→ **WORK TO COMPLETE**:
Below is a listing; reproduce each line of it exactly.

→ **DATASET RECORDS**:
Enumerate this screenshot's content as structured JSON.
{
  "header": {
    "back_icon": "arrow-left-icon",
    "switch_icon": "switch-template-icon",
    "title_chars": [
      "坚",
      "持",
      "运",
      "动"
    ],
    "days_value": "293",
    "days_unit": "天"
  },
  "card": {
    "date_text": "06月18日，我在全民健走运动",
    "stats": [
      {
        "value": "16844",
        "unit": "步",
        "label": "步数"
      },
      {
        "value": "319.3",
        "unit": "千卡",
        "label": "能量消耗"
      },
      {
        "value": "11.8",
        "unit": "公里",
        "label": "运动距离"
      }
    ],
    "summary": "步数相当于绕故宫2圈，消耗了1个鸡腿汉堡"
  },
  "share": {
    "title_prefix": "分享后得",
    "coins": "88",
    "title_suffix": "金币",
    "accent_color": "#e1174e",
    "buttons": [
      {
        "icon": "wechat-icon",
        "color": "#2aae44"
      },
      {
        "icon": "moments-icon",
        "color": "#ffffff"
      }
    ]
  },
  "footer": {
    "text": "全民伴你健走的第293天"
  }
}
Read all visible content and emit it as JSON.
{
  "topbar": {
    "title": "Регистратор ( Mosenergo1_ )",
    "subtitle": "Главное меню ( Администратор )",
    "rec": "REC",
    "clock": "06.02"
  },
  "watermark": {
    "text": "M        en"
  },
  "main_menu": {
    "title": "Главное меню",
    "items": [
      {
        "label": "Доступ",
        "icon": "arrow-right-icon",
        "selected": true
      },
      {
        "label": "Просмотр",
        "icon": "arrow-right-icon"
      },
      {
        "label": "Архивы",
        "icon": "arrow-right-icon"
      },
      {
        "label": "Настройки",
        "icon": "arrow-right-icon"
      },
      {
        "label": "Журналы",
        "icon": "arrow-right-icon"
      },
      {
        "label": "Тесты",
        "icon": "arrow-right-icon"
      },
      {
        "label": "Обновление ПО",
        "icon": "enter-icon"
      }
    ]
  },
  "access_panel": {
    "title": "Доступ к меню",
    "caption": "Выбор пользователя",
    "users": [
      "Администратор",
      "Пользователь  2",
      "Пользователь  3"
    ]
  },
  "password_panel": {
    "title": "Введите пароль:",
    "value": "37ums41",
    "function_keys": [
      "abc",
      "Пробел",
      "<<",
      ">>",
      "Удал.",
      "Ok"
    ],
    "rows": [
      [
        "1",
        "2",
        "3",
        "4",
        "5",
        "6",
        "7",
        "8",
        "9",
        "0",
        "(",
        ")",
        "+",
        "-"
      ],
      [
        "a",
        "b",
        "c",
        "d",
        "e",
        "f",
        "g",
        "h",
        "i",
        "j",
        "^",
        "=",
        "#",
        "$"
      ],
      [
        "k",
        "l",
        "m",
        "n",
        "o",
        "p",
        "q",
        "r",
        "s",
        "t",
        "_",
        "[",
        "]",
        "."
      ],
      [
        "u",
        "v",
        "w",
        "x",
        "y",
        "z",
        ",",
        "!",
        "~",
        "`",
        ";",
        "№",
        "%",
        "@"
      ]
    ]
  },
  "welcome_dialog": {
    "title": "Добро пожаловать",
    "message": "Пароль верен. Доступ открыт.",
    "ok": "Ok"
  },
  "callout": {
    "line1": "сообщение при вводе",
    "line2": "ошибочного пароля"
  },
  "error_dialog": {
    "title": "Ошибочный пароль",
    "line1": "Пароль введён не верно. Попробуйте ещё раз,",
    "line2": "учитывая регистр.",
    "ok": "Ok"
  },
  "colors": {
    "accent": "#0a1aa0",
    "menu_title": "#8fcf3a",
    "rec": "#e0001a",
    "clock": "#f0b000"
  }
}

→ **RESULT OF THIS EXERCISE**:
Enumerate this screenshot's content as structured JSON.
{
  "header": {
    "back_icon": "arrow-left-icon",
    "switch_icon": "switch-template-icon",
    "title_chars": [
      "坚",
      "持",
      "运",
      "动"
    ],
    "days_value": "293",
    "days_unit": "天"
  },
  "card": {
    "date_text": "06月18日，我在全民健走运动",
    "stats": [
      {
        "value": "16844",
        "unit": "步",
        "label": "步数"
      },
      {
        "value": "319.3",
        "unit": "千卡",
        "label": "能量消耗"
      },
      {
        "value": "11.8",
        "unit": "公里",
        "label": "运动距离"
      }
    ],
    "summary": "步数相当于绕故宫2圈，消耗了1个鸡腿汉堡"
  },
  "share": {
    "title_prefix": "分享后得",
    "coins": "88",
    "title_suffix": "金币",
    "accent_color": "#e1174e",
    "buttons": [
      {
        "icon": "wechat-icon",
        "color": "#2aae44"
      },
      {
        "icon": "moments-icon",
        "color": "#ffffff"
      }
    ]
  },
  "footer": {
    "text": "全民伴你健走的第293天"
  }
}
Read all visible content and emit it as JSON.
{
  "topbar": {
    "title": "Регистратор ( Mosenergo1_ )",
    "subtitle": "Главное меню ( Администратор )",
    "rec": "REC",
    "clock": "06.02"
  },
  "watermark": {
    "text": "M        en"
  },
  "main_menu": {
    "title": "Главное меню",
    "items": [
      {
        "label": "Доступ",
        "icon": "arrow-right-icon",
        "selected": true
      },
      {
        "label": "Просмотр",
        "icon": "arrow-right-icon"
      },
      {
        "label": "Архивы",
        "icon": "arrow-right-icon"
      },
      {
        "label": "Настройки",
        "icon": "arrow-right-icon"
      },
      {
        "label": "Журналы",
        "icon": "arrow-right-icon"
      },
      {
        "label": "Тесты",
        "icon": "arrow-right-icon"
      },
      {
        "label": "Обновление ПО",
        "icon": "enter-icon"
      }
    ]
  },
  "access_panel": {
    "title": "Доступ к меню",
    "caption": "Выбор пользователя",
    "users": [
      "Администратор",
      "Пользователь  2",
      "Пользователь  3"
    ]
  },
  "password_panel": {
    "title": "Введите пароль:",
    "value": "37ums41",
    "function_keys": [
      "abc",
      "Пробел",
      "<<",
      ">>",
      "Удал.",
      "Ok"
    ],
    "rows": [
      [
        "1",
        "2",
        "3",
        "4",
        "5",
        "6",
        "7",
        "8",
        "9",
        "0",
        "(",
        ")",
        "+",
        "-"
      ],
      [
        "a",
        "b",
        "c",
        "d",
        "e",
        "f",
        "g",
        "h",
        "i",
        "j",
        "^",
        "=",
        "#",
        "$"
      ],
      [
        "k",
        "l",
        "m",
        "n",
        "o",
        "p",
        "q",
        "r",
        "s",
        "t",
        "_",
        "[",
        "]",
        "."
      ],
      [
        "u",
        "v",
        "w",
        "x",
        "y",
        "z",
        ",",
        "!",
        "~",
        "`",
        ";",
        "№",
        "%",
        "@"
      ]
    ]
  },
  "welcome_dialog": {
    "title": "Добро пожаловать",
    "message": "Пароль верен. Доступ открыт.",
    "ok": "Ok"
  },
  "callout": {
    "line1": "сообщение при вводе",
    "line2": "ошибочного пароля"
  },
  "error_dialog": {
    "title": "Ошибочный пароль",
    "line1": "Пароль введён не верно. Попробуйте ещё раз,",
    "line2": "учитывая регистр.",
    "ok": "Ok"
  },
  "colors": {
    "accent": "#0a1aa0",
    "menu_title": "#8fcf3a",
    "rec": "#e0001a",
    "clock": "#f0b000"
  }
}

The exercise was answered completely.